AIM | The required output is the line containing "Type out the text in this image." through the final line of the material below, printed exactly, with no other lines.

EXTRACTED DATA |
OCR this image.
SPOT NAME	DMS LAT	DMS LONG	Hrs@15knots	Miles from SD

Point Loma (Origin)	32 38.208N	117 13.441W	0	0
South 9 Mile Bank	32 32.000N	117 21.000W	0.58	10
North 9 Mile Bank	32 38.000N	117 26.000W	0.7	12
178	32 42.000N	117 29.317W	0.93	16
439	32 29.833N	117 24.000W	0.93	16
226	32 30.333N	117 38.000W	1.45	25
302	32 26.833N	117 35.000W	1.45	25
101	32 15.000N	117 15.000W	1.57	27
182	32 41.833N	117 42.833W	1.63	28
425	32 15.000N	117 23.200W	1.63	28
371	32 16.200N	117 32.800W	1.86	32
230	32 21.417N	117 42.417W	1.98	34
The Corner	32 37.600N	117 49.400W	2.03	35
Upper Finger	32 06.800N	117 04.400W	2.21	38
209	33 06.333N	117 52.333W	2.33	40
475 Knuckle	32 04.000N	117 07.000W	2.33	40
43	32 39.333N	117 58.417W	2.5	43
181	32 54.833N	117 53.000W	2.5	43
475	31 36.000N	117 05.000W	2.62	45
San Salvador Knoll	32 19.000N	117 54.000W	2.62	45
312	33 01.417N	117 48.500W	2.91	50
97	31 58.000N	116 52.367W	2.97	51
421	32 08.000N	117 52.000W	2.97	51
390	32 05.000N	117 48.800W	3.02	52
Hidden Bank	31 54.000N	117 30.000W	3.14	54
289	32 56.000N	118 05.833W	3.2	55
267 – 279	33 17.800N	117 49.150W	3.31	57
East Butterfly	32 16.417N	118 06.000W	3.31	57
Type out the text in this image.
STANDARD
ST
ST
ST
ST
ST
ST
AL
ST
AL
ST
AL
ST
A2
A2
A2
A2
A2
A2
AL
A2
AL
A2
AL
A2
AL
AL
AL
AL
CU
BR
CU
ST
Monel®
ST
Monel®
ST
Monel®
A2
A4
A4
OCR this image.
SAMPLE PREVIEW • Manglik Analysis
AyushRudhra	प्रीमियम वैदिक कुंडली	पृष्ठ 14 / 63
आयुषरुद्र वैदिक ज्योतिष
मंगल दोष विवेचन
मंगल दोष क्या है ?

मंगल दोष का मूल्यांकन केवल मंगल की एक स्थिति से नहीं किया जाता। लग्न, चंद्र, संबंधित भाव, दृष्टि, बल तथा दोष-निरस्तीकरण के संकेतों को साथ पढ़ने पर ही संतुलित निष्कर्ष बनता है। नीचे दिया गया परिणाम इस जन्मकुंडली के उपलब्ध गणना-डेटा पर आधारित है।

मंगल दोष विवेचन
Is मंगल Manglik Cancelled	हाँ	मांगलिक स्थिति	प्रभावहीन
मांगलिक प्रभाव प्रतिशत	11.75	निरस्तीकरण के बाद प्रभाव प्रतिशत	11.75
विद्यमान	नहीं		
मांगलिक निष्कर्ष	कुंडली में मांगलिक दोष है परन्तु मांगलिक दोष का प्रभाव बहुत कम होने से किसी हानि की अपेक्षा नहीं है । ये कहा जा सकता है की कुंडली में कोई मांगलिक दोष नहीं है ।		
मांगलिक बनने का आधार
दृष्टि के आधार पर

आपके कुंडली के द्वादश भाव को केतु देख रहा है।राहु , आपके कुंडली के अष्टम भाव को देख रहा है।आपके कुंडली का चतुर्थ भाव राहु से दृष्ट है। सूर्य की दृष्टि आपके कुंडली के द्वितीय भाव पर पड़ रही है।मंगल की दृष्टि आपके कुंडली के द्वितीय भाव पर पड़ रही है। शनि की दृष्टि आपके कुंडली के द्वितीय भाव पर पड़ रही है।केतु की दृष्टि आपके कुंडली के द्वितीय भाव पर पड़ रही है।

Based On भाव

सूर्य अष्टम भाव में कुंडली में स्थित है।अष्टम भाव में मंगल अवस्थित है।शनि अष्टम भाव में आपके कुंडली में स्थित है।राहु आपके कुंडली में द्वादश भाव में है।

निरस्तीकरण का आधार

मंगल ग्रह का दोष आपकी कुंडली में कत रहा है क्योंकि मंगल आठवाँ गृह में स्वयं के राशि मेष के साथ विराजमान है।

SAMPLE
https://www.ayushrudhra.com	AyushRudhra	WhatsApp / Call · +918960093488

THE SOLUTION |
Type out the text in this image.
STANDARD
ST
ST
ST
ST
ST
ST
AL
ST
AL
ST
AL
ST
A2
A2
A2
A2
A2
A2
AL
A2
AL
A2
AL
A2
AL
AL
AL
AL
CU
BR
CU
ST
Monel®
ST
Monel®
ST
Monel®
A2
A4
A4
OCR this image.
SAMPLE PREVIEW • Manglik Analysis
AyushRudhra	प्रीमियम वैदिक कुंडली	पृष्ठ 14 / 63
आयुषरुद्र वैदिक ज्योतिष
मंगल दोष विवेचन
मंगल दोष क्या है ?

मंगल दोष का मूल्यांकन केवल मंगल की एक स्थिति से नहीं किया जाता। लग्न, चंद्र, संबंधित भाव, दृष्टि, बल तथा दोष-निरस्तीकरण के संकेतों को साथ पढ़ने पर ही संतुलित निष्कर्ष बनता है। नीचे दिया गया परिणाम इस जन्मकुंडली के उपलब्ध गणना-डेटा पर आधारित है।

मंगल दोष विवेचन
Is मंगल Manglik Cancelled	हाँ	मांगलिक स्थिति	प्रभावहीन
मांगलिक प्रभाव प्रतिशत	11.75	निरस्तीकरण के बाद प्रभाव प्रतिशत	11.75
विद्यमान	नहीं		
मांगलिक निष्कर्ष	कुंडली में मांगलिक दोष है परन्तु मांगलिक दोष का प्रभाव बहुत कम होने से किसी हानि की अपेक्षा नहीं है । ये कहा जा सकता है की कुंडली में कोई मांगलिक दोष नहीं है ।		
मांगलिक बनने का आधार
दृष्टि के आधार पर

आपके कुंडली के द्वादश भाव को केतु देख रहा है।राहु , आपके कुंडली के अष्टम भाव को देख रहा है।आपके कुंडली का चतुर्थ भाव राहु से दृष्ट है। सूर्य की दृष्टि आपके कुंडली के द्वितीय भाव पर पड़ रही है।मंगल की दृष्टि आपके कुंडली के द्वितीय भाव पर पड़ रही है। शनि की दृष्टि आपके कुंडली के द्वितीय भाव पर पड़ रही है।केतु की दृष्टि आपके कुंडली के द्वितीय भाव पर पड़ रही है।

Based On भाव

सूर्य अष्टम भाव में कुंडली में स्थित है।अष्टम भाव में मंगल अवस्थित है।शनि अष्टम भाव में आपके कुंडली में स्थित है।राहु आपके कुंडली में द्वादश भाव में है।

निरस्तीकरण का आधार

मंगल ग्रह का दोष आपकी कुंडली में कत रहा है क्योंकि मंगल आठवाँ गृह में स्वयं के राशि मेष के साथ विराजमान है।

SAMPLE
https://www.ayushrudhra.com	AyushRudhra	WhatsApp / Call · +918960093488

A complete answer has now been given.